▶ _Tarefas a fazer_:
1. No trecho, que condição Frank Gehry impôs para aceitar o projeto para a Marqués de Riscal?
2. Copie do trecho tudo de "Para a realização" até "momento (MOURA, 2007).", rebatizando "Marqués de Riscal" como "Marquês de Riscal".

Deste modo, o caráter enigmático dos edifícios icônicos, descrito por Paiva (2014) como “associações figurativas”,

potencializam seu alcance e visibilidade, pois se referem a figuras e objetos do conhecimento do público leigo. Mesmo nas situações em que comparece uma maior abstração formal ou excessiva extravagância, acaba se estabelecendo uma associação com figuras, sobretudo pelos “não iniciados”(PAIVA, 2014, p118).

Para a realização do projeto para a Marqués de Riscal, Frank Gehry impôs como condições para aceitação, uma visita prévia aos vinhedos da adega. Alguns meses depois, Gehry decide visitar a cidade de Elciego, e conhecer suas tradições, moradores e vinhos. Aceitando a proposta de realização do projeto, o arquiteto, discursa com a população local que o objetivo era homenagear a região através de um edifício que “surgisse da terra como uma videira”. Durante a apresentação do projeto, Gehry enfatiza que seu desejo foi projetar algo “excitante e festivo, pois o vinho é prazer”. O arquiteto também afirmou que “não se trata de uma versão reduzida do Guggenheim, mas de uma evolução de estilo, sendo talvez uma de suas obras mais significativas até o momento (MOURA, 2007).

Entradas do conjunto de dados
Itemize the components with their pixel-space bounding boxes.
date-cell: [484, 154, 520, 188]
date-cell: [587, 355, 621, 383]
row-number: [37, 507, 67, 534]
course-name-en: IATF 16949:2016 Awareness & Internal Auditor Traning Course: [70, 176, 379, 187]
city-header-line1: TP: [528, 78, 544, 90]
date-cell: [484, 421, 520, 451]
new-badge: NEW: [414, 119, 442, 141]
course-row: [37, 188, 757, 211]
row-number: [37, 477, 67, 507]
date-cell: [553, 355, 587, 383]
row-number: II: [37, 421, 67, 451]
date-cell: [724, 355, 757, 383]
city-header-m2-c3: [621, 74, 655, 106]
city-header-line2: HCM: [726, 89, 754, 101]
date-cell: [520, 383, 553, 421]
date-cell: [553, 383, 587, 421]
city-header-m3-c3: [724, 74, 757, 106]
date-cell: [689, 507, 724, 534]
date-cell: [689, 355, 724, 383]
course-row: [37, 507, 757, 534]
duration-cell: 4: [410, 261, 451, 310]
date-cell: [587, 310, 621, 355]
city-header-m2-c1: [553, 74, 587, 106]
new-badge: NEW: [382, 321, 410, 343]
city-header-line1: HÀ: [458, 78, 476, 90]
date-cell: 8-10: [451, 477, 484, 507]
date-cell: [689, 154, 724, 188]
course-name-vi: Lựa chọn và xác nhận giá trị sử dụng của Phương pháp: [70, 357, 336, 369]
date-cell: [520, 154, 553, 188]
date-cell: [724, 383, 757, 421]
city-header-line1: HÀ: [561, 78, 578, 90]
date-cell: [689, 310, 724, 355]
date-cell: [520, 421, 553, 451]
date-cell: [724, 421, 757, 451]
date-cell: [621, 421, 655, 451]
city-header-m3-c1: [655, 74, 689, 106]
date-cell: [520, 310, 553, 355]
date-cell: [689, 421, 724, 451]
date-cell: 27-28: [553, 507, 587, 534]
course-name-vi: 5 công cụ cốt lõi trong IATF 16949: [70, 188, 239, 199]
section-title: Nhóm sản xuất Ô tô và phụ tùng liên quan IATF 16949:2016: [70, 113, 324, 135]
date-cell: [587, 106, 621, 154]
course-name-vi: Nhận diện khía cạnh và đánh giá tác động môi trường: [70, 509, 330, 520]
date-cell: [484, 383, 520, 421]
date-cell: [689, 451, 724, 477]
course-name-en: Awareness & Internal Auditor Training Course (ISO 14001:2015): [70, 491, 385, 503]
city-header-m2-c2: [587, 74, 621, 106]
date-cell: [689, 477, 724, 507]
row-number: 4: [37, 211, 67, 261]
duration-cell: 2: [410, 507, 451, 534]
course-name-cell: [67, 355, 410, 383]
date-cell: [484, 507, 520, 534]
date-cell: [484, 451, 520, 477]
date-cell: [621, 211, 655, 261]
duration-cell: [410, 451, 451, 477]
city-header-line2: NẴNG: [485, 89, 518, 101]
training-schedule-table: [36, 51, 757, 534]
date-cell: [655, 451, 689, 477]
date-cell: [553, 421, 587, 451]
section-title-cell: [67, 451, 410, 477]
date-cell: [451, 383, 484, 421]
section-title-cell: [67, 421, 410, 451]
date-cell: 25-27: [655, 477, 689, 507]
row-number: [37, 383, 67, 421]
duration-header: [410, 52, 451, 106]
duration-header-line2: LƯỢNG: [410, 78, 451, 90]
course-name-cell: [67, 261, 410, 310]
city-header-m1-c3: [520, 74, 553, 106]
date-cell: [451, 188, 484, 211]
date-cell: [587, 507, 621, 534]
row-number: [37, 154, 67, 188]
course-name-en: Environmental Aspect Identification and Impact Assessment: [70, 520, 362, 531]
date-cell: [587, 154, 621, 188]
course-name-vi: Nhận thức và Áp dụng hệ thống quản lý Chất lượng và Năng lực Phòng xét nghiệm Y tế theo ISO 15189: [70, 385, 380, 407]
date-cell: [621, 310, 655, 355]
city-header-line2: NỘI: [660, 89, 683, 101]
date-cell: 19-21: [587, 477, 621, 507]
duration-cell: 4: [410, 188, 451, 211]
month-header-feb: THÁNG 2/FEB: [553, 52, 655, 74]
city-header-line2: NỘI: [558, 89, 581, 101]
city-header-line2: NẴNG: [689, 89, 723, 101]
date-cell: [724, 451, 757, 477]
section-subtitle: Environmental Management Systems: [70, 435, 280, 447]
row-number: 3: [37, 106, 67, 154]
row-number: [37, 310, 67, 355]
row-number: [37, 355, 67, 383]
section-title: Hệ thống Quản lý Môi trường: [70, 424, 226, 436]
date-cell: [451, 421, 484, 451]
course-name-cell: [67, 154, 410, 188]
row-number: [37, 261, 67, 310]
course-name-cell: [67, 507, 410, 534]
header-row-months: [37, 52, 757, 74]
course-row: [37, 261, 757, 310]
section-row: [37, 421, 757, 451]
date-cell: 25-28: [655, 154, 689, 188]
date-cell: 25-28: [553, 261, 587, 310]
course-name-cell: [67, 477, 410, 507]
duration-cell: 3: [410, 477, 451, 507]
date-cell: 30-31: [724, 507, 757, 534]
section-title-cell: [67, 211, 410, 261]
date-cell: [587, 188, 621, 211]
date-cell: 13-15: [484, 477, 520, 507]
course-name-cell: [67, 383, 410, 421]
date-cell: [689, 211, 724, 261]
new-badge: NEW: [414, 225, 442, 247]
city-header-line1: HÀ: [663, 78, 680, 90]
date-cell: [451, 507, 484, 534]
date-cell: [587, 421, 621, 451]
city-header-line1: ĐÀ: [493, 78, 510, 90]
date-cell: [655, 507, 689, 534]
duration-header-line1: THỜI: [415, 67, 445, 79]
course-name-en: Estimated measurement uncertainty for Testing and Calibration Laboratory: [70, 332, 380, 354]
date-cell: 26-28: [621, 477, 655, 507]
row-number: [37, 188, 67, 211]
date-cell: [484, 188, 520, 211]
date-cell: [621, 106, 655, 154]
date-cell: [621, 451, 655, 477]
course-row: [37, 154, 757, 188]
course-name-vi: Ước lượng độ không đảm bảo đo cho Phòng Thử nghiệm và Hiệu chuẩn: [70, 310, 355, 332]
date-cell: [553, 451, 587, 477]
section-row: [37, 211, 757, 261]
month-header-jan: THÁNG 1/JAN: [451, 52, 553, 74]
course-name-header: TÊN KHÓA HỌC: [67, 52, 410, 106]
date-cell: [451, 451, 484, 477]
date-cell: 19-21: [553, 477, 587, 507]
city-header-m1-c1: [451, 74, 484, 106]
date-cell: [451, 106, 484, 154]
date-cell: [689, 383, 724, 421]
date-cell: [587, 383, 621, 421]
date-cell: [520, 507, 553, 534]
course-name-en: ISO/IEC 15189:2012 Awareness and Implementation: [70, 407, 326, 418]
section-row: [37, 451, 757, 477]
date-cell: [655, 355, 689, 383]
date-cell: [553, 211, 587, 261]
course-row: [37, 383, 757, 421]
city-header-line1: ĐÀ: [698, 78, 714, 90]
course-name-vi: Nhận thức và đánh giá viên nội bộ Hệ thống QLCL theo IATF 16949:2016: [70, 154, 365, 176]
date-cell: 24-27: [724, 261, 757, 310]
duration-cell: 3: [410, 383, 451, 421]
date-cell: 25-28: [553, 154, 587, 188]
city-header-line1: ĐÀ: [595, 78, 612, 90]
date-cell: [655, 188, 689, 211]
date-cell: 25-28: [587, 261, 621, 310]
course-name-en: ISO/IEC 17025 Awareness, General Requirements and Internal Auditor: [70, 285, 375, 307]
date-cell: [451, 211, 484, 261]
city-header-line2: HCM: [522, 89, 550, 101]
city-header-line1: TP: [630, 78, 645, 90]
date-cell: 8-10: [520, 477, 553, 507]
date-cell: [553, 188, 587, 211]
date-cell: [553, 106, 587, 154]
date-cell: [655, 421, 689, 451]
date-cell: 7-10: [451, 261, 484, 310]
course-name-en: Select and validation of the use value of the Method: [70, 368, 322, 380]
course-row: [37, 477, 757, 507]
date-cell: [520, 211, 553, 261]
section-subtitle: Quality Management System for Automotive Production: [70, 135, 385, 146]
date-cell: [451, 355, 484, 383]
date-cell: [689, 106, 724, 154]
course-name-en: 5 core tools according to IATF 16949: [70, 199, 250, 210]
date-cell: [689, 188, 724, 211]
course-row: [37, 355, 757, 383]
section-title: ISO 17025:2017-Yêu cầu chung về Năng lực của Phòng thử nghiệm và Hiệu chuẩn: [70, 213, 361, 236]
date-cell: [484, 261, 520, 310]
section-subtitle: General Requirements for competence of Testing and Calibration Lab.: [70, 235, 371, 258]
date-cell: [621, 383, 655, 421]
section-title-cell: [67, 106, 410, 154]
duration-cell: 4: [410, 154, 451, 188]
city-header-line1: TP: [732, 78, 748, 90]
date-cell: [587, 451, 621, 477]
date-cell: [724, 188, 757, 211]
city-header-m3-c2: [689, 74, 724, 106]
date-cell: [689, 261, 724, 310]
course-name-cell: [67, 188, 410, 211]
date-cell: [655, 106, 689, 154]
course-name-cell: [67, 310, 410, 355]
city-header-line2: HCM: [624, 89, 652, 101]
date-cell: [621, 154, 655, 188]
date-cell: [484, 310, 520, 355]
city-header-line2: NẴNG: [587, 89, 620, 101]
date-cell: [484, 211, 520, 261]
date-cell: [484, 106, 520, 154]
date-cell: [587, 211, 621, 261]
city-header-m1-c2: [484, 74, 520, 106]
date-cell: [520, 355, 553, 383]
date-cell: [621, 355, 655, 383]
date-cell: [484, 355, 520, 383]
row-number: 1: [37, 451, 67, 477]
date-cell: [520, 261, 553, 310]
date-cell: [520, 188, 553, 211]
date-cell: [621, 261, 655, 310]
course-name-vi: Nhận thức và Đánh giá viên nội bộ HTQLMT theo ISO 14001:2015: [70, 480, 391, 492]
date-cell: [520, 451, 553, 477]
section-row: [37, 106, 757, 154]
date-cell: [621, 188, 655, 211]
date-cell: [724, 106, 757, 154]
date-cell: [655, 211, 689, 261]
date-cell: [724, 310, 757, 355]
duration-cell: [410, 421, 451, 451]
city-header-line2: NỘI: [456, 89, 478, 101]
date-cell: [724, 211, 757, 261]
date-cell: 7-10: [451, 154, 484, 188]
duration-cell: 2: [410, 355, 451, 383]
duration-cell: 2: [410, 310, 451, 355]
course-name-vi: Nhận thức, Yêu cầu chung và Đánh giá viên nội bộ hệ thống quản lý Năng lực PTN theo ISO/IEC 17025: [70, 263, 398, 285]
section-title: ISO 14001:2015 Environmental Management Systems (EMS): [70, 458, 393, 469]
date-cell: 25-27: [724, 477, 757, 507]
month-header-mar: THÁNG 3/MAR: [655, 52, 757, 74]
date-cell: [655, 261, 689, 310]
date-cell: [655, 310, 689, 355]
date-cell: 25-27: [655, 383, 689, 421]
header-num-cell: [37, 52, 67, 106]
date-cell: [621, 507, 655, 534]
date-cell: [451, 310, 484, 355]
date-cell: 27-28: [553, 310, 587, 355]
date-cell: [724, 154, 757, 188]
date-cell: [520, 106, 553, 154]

▶ _Lista de respostas_:
1. Uma visita prévia aos vinhedos da adega.

2.
Para a realização do projeto para a Marquês de Riscal, Frank Gehry impôs como condições para aceitação, uma visita prévia aos vinhedos da adega. Alguns meses depois, Gehry decide visitar a cidade de Elciego, e conhecer suas tradições, moradores e vinhos. Aceitando a proposta de realização do projeto, o arquiteto, discursa com a população local que o objetivo era homenagear a região através de um edifício que “surgisse da terra como uma videira”. Durante a apresentação do projeto, Gehry enfatiza que seu desejo foi projetar algo “excitante e festivo, pois o vinho é prazer”. O arquiteto também afirmou que “não se trata de uma versão reduzida do Guggenheim, mas de uma evolução de estilo, sendo talvez uma de suas obras mais significativas até o momento (MOURA, 2007).